> [Short task A]: In the UAV networking text, reproduce the part that opens with the words containing "Connecting UAVs to" and closes with "infrastructure configurations [9].", swapping "air traffic control" for "ground control stations".
> [Short task B]: Extend the UAV networking text onward from its final sentence.

> [Source]:
Connecting UAVs to cellular networks provides a number of advantages. With cellular command and control links, autonomous UAVs can be remotely piloted or monitored from thousands of kilometers away because of the widespread availability of mobile networks. It can also facilitate information-sharing with air traffic control or allow UAV-to-UAV communication. Cellular networks can also offer increased dependability and throughput, as well as improved privacy and security, in comparison to conventional direct ground-to-UAV communication. A significant financial benefit of using existing cellular networks is that it may be more affordable to do so than to build new, different infrastructure configurations [9].
There are several distinct design and research problems associated with UAV-aided communication as compared to fixed terrestrial networks [10]. In the first place, compared to the conventional two-dimensional (2D) deployment of terrestrial base stations, the deployment of aerial base stations in three-dimensional (3D) space offers an extra degree of freedom (DoF). The diverse context of propagation is another significant obstacle [11]. In addition, restricted flight time and inherent flight dynamics are two more complications associated with aerial BSs and relays that affect the communication performance or quality of service (QoS). In order to address these issues and direct the study toward UAV-assisted communications, scheduling, research allocation, and multiple access protocols must be modified. UAV BS placement optimization or comprehensive end-to-end trajectory optimization can both account for mobility. Because of the extra DoF, even placing UAVs is a more difficult task than placing stationary base stations. Figure 1 shows an example of UAV based wireless communication.

[Rows from a dataset]
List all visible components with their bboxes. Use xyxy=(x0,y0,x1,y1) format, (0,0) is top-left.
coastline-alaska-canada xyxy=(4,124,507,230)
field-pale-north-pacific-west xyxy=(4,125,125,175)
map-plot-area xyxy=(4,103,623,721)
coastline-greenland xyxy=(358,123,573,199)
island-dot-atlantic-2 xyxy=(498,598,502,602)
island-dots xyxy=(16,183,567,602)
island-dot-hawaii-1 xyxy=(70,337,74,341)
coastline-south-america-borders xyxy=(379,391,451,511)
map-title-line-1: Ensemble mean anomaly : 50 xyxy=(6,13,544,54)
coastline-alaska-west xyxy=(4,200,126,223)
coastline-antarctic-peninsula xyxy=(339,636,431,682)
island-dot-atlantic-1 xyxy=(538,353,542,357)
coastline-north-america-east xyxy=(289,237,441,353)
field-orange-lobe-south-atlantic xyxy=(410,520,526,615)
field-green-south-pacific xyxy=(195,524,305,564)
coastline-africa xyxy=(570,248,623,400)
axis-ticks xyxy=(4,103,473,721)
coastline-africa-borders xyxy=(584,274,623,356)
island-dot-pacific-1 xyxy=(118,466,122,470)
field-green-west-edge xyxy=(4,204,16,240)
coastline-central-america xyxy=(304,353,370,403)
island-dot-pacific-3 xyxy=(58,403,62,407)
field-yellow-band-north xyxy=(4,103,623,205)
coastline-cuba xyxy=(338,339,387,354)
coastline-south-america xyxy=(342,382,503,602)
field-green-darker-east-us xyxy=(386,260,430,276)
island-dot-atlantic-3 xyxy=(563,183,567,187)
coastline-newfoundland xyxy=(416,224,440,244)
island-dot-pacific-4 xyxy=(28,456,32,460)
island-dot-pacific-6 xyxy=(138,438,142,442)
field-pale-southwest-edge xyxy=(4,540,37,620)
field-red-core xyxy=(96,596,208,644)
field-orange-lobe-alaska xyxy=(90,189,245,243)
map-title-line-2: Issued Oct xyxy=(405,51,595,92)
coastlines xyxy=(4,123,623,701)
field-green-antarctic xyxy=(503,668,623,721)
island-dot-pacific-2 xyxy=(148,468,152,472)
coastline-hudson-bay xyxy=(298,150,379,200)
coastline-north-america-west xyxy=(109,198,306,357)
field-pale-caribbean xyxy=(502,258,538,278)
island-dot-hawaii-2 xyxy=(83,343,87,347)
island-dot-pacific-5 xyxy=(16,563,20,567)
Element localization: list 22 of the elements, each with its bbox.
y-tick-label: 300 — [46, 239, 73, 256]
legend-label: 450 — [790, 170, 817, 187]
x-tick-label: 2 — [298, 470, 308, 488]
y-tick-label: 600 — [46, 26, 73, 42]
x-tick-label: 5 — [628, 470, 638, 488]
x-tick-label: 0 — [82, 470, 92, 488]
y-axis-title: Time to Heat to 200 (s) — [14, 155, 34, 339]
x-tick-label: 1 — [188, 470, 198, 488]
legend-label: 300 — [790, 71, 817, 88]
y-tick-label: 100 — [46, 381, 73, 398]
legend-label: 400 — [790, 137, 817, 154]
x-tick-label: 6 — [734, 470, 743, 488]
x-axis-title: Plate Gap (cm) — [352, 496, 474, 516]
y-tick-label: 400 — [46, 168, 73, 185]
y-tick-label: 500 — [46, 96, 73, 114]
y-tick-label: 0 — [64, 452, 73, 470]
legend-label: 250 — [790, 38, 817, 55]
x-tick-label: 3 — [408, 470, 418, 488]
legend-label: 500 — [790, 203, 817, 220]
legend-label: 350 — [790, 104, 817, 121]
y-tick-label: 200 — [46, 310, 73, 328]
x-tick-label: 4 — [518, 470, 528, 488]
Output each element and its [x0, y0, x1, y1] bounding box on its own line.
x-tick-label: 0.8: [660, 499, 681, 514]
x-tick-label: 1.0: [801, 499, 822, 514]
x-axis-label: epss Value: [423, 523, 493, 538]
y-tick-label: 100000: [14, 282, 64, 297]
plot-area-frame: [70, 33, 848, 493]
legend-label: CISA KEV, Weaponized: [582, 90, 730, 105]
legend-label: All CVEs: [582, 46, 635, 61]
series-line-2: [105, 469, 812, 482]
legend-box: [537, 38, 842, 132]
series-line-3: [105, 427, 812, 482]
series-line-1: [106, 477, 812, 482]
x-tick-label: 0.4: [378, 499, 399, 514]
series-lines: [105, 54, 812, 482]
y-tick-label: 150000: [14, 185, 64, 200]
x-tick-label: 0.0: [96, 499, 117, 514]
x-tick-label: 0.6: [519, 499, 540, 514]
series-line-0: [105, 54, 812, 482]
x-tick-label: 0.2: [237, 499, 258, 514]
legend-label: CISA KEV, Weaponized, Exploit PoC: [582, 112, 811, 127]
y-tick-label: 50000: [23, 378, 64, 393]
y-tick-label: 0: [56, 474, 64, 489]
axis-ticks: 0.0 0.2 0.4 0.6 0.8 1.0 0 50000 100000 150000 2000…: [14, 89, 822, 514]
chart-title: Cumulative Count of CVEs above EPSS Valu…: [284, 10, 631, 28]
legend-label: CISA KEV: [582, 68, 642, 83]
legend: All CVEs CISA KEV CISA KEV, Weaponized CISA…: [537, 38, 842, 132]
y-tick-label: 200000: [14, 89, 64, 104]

> [Exercise result A]:
Connecting UAVs to cellular networks provides a number of advantages. With cellular command and control links, autonomous UAVs can be remotely piloted or monitored from thousands of kilometers away because of the widespread availability of mobile networks. It can also facilitate information-sharing with ground control stations or allow UAV-to-UAV communication. Cellular networks can also offer increased dependability and throughput, as well as improved privacy and security, in comparison to conventional direct ground-to-UAV communication. A significant financial benefit of using existing cellular networks is that it may be more affordable to do so than to build new, different infrastructure configurations [9].

> [Exercise result B]:
The foundation of reinforcement learning is particularly well-suited to the problems associated with the deployment of autonomous UAVs in communication networks, since its main idea involves an autonomous agent making choices (like trajectory planning) in order to maximize a goal (like QoS for an aerial BS) in an uncharted area. Many of the applications of UAV placement and trajectory planning, including interference-aware multi-UAV path planning [12], data collection in the context of mobile crowdsensing [13], and maximizing communications coverage in UAV-aided networks [14], could benefit from the application of deep reinforcement learning (DRL). Another application of UAV networks is resource allocation, in addition to path planning. Multi-agent reinforcement learning (MARL) is employed in [15] to choose the communicative user of each UAV automatically, whether or not the UAVs communicate information. The integration of intelligent reflecting surfaces with UAVs in the context of 6G presents a number of issues that RL can address [16].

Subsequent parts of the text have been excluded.